┌─ TASK INPUTS

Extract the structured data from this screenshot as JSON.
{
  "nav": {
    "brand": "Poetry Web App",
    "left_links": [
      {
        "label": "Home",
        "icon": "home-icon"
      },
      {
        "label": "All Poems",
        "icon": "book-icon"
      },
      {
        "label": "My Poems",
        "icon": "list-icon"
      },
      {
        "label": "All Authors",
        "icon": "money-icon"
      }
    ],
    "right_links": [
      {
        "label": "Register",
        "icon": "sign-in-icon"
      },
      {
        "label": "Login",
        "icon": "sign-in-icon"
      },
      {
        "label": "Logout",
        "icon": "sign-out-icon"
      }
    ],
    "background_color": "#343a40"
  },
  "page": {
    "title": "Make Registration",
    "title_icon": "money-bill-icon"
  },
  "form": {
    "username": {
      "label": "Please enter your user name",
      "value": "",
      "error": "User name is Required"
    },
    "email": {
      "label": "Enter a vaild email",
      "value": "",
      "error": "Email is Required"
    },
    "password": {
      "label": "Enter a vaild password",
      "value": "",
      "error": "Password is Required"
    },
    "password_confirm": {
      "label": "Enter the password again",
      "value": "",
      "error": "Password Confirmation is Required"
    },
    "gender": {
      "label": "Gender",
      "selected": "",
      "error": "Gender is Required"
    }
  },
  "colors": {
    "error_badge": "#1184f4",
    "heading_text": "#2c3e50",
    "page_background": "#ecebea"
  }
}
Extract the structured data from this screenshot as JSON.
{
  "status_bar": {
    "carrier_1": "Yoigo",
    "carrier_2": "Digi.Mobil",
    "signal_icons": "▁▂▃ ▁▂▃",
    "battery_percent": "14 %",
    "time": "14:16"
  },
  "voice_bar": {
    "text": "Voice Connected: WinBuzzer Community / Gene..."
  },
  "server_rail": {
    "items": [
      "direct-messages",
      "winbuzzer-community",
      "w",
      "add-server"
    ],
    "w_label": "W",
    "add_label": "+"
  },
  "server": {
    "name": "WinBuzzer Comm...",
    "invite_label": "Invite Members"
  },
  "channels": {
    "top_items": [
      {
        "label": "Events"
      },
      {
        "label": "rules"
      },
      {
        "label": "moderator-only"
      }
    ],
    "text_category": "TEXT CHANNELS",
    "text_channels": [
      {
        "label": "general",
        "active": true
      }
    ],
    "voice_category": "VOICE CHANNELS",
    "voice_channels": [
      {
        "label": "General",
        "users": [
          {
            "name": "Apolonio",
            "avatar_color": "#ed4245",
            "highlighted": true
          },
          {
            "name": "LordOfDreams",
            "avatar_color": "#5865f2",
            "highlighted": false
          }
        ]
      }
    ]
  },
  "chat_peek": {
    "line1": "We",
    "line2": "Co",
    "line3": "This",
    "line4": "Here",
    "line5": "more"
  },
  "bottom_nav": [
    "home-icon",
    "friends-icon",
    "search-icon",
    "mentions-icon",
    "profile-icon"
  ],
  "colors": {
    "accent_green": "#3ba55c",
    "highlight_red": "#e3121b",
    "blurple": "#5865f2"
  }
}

└─

TASK GOAL:
All of the entries above need to be reproduced exactly.

OUTPUT FOR THIS TASK:
Extract the structured data from this screenshot as JSON.
{
  "nav": {
    "brand": "Poetry Web App",
    "left_links": [
      {
        "label": "Home",
        "icon": "home-icon"
      },
      {
        "label": "All Poems",
        "icon": "book-icon"
      },
      {
        "label": "My Poems",
        "icon": "list-icon"
      },
      {
        "label": "All Authors",
        "icon": "money-icon"
      }
    ],
    "right_links": [
      {
        "label": "Register",
        "icon": "sign-in-icon"
      },
      {
        "label": "Login",
        "icon": "sign-in-icon"
      },
      {
        "label": "Logout",
        "icon": "sign-out-icon"
      }
    ],
    "background_color": "#343a40"
  },
  "page": {
    "title": "Make Registration",
    "title_icon": "money-bill-icon"
  },
  "form": {
    "username": {
      "label": "Please enter your user name",
      "value": "",
      "error": "User name is Required"
    },
    "email": {
      "label": "Enter a vaild email",
      "value": "",
      "error": "Email is Required"
    },
    "password": {
      "label": "Enter a vaild password",
      "value": "",
      "error": "Password is Required"
    },
    "password_confirm": {
      "label": "Enter the password again",
      "value": "",
      "error": "Password Confirmation is Required"
    },
    "gender": {
      "label": "Gender",
      "selected": "",
      "error": "Gender is Required"
    }
  },
  "colors": {
    "error_badge": "#1184f4",
    "heading_text": "#2c3e50",
    "page_background": "#ecebea"
  }
}
Extract the structured data from this screenshot as JSON.
{
  "status_bar": {
    "carrier_1": "Yoigo",
    "carrier_2": "Digi.Mobil",
    "signal_icons": "▁▂▃ ▁▂▃",
    "battery_percent": "14 %",
    "time": "14:16"
  },
  "voice_bar": {
    "text": "Voice Connected: WinBuzzer Community / Gene..."
  },
  "server_rail": {
    "items": [
      "direct-messages",
      "winbuzzer-community",
      "w",
      "add-server"
    ],
    "w_label": "W",
    "add_label": "+"
  },
  "server": {
    "name": "WinBuzzer Comm...",
    "invite_label": "Invite Members"
  },
  "channels": {
    "top_items": [
      {
        "label": "Events"
      },
      {
        "label": "rules"
      },
      {
        "label": "moderator-only"
      }
    ],
    "text_category": "TEXT CHANNELS",
    "text_channels": [
      {
        "label": "general",
        "active": true
      }
    ],
    "voice_category": "VOICE CHANNELS",
    "voice_channels": [
      {
        "label": "General",
        "users": [
          {
            "name": "Apolonio",
            "avatar_color": "#ed4245",
            "highlighted": true
          },
          {
            "name": "LordOfDreams",
            "avatar_color": "#5865f2",
            "highlighted": false
          }
        ]
      }
    ]
  },
  "chat_peek": {
    "line1": "We",
    "line2": "Co",
    "line3": "This",
    "line4": "Here",
    "line5": "more"
  },
  "bottom_nav": [
    "home-icon",
    "friends-icon",
    "search-icon",
    "mentions-icon",
    "profile-icon"
  ],
  "colors": {
    "accent_green": "#3ba55c",
    "highlight_red": "#e3121b",
    "blurple": "#5865f2"
  }
}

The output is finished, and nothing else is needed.